Feel for you and your family. I'd just move. You'll have years of this and honestly if you find it difficult to cope with loud noises or have misophonia, still all you'll get is a response that ultimately this person's child apparently comes first. That will become demoralising.

NewPapaGuinea · 08/05/2020 07:35

Moved in a few months ago and now complaining. Sounds like the type of person who’d move near an airport and then complain about the noise. Get a stereo to help.

Mummyoflittledragon · 08/05/2020 07:57

Well that comment wins the thread. Ffs. 🙄

weepingwillow22 · 08/05/2020 08:36

@newpapaguinea. Comparing an autistic child to an airport is hardly relevant. For a start autistic children do not appear in local authority searches... Hmm

OmgThereAreNoPlanesAboveMeNow · 08/05/2020 08:47

Moved in a few months ago and now complaining. Sounds like the type of person who’d move near an airport and then complain about the noise. Get a stereo to help.

PROVIDED MATERIAL -
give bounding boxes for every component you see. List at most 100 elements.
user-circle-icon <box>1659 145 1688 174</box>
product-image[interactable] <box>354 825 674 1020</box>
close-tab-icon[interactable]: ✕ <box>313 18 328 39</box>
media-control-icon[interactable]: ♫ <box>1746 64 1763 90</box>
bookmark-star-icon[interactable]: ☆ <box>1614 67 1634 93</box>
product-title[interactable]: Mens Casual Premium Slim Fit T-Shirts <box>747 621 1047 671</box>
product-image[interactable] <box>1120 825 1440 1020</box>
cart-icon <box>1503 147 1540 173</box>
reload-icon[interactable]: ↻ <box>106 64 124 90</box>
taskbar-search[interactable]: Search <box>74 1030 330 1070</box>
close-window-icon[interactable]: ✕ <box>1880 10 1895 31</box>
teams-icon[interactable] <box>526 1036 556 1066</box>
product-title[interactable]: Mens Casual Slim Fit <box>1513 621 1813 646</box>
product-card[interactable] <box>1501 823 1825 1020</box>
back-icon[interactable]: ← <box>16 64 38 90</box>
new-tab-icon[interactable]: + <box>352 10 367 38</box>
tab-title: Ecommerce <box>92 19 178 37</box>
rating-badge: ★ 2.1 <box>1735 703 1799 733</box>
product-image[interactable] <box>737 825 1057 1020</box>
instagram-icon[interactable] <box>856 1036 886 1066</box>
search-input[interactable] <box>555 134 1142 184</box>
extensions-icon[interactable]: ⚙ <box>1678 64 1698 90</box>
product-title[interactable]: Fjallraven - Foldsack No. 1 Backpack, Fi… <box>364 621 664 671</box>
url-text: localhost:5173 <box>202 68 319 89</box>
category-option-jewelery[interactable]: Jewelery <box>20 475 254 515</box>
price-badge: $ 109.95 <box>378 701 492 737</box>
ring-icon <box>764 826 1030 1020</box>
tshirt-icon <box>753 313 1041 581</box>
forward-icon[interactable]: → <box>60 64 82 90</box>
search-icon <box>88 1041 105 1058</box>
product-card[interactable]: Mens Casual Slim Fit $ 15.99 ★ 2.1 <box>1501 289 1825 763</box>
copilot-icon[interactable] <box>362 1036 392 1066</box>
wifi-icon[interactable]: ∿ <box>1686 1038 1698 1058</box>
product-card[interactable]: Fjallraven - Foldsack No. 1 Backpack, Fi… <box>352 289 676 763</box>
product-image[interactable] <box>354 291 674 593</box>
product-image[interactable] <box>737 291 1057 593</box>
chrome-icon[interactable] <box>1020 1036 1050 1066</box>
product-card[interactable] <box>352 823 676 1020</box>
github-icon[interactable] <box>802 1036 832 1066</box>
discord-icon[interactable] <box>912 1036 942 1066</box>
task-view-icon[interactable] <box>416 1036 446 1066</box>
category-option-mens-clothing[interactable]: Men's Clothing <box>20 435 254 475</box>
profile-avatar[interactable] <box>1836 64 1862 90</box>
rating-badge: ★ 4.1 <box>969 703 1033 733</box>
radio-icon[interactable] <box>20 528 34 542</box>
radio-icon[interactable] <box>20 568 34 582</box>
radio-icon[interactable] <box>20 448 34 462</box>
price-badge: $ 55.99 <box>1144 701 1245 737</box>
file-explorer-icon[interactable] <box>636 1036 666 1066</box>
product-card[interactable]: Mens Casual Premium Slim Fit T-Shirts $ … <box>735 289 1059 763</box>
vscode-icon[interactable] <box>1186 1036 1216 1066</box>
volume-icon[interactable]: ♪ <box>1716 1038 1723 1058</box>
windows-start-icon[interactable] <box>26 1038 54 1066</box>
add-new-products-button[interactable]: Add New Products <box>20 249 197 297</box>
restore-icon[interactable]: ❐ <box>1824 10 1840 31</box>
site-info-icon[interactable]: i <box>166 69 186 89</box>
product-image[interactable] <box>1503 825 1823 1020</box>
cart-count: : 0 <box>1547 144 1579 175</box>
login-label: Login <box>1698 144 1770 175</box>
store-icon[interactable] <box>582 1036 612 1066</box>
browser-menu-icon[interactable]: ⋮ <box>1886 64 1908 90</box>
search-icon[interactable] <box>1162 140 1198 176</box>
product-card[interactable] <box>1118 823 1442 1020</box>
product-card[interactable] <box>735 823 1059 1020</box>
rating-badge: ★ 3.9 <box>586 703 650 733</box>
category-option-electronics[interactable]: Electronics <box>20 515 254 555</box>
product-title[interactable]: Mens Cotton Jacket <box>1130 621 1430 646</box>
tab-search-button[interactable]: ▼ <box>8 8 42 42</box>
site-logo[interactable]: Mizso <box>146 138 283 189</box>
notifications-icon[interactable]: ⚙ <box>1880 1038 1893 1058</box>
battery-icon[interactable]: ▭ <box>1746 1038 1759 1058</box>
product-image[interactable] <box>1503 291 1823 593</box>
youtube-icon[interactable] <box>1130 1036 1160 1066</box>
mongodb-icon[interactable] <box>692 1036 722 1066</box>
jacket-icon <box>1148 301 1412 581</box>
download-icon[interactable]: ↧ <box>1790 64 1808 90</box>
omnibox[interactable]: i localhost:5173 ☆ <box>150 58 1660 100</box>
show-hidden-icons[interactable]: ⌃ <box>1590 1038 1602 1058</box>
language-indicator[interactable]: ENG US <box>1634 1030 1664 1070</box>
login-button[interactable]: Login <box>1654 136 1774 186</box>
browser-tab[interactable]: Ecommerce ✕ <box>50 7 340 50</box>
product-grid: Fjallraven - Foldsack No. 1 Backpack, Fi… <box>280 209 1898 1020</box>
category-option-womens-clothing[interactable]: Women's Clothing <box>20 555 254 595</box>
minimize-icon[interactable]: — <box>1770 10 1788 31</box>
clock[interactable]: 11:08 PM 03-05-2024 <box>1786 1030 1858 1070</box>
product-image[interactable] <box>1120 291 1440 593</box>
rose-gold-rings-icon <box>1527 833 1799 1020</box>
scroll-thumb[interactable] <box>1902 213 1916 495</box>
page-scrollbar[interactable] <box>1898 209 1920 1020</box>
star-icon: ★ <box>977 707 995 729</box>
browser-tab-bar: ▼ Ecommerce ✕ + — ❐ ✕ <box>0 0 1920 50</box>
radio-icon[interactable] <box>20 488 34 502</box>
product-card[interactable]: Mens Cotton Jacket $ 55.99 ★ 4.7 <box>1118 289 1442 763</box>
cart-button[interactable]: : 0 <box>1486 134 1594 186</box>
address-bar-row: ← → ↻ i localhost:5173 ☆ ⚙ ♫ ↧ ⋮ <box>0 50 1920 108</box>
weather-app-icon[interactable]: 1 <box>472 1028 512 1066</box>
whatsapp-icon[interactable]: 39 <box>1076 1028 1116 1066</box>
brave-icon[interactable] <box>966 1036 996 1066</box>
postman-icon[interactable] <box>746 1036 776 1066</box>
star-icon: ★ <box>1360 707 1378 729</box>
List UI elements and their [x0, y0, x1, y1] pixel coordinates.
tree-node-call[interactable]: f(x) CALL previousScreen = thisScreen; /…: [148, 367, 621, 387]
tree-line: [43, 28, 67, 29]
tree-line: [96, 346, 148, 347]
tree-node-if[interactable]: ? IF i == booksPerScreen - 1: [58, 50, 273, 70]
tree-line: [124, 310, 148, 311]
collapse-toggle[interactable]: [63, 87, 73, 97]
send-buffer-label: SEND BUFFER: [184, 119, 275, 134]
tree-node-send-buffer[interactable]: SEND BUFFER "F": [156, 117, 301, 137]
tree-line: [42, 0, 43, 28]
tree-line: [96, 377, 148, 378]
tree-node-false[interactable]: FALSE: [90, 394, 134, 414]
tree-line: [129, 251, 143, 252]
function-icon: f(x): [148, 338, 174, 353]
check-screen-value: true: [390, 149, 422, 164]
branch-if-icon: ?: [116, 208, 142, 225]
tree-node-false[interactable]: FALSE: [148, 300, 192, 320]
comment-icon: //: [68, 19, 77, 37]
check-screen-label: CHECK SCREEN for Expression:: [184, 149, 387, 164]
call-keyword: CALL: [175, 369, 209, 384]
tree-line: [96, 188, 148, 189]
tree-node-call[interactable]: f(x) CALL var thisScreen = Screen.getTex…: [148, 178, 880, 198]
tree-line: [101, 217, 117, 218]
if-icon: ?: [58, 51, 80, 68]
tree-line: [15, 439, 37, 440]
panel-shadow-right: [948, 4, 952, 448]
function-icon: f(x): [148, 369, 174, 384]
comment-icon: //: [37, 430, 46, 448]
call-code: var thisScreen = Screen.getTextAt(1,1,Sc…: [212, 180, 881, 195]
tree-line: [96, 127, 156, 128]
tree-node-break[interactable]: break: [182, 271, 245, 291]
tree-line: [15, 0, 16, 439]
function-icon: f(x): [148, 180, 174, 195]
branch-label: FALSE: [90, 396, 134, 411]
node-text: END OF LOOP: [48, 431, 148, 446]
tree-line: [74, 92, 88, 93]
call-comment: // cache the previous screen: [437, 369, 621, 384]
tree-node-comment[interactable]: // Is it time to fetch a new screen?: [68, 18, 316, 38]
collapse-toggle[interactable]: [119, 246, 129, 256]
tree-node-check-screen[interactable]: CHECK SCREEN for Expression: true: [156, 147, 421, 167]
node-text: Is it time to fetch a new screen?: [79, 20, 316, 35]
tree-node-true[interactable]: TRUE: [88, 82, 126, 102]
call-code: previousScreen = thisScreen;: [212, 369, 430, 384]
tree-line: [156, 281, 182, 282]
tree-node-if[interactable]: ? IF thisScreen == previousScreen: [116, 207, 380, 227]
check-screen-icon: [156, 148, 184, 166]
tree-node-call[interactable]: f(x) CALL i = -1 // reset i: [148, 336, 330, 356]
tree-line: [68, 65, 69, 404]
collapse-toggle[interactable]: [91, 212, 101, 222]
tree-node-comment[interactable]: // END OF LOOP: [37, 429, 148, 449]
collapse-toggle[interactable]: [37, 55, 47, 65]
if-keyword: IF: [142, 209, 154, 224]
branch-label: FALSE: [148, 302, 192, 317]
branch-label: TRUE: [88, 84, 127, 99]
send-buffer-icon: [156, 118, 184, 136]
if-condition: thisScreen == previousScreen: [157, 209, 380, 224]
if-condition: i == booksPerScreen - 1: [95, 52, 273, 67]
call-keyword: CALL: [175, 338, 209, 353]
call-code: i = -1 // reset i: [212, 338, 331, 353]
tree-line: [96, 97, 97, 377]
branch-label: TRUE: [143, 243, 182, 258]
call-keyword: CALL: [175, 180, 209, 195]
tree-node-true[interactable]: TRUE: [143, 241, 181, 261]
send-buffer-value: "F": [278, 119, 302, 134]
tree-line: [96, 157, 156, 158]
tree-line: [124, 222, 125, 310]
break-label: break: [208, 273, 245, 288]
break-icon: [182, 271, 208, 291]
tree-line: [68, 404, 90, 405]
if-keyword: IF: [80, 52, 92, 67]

TASK SET -
(A) In the forum thread, what does weepingwillow22 say autistic children do not appear in?
(B) Extend the forum thread beyond its last post.

PER-TASK ANSWERS -
(A) Local authority searches.

(B)
What an intelligent and well thought out contribution to the thread. Clap. Clap. Clap🙄

AlexisCarringtonColbyDexter · 08/05/2020 08:51

Moved in a few months ago and now complaining. Sounds like the type of person who’d move near an airport and then complain about the noise

Oh- I didnt realise, are autistic children now being listed on property information from estate agents?

So dim.

AnneOfCloves · 08/05/2020 09:25

OP, it sounds like you’re handling this with compassion and resourcefulness.
Good on you.

NewPapaGuinea · 08/05/2020 09:44

Shows how much research people don’t conduct themselves when buying a house. People probably spend longer researching sofas.

NewPapaGuinea · 08/05/2020 09:44

And this is AIBU, works both ways 😂

AlexisCarringtonColbyDexter · 08/05/2020 09:46

Shows how much research people don’t conduct themselves when buying a house. People probably spend longer researching sofas

I am cringing with embarrassment on your behalf.

Oh dear.

OmgThereAreNoPlanesAboveMeNow · 08/05/2020 09:53

@NewPapaGuinea are you feeling ok?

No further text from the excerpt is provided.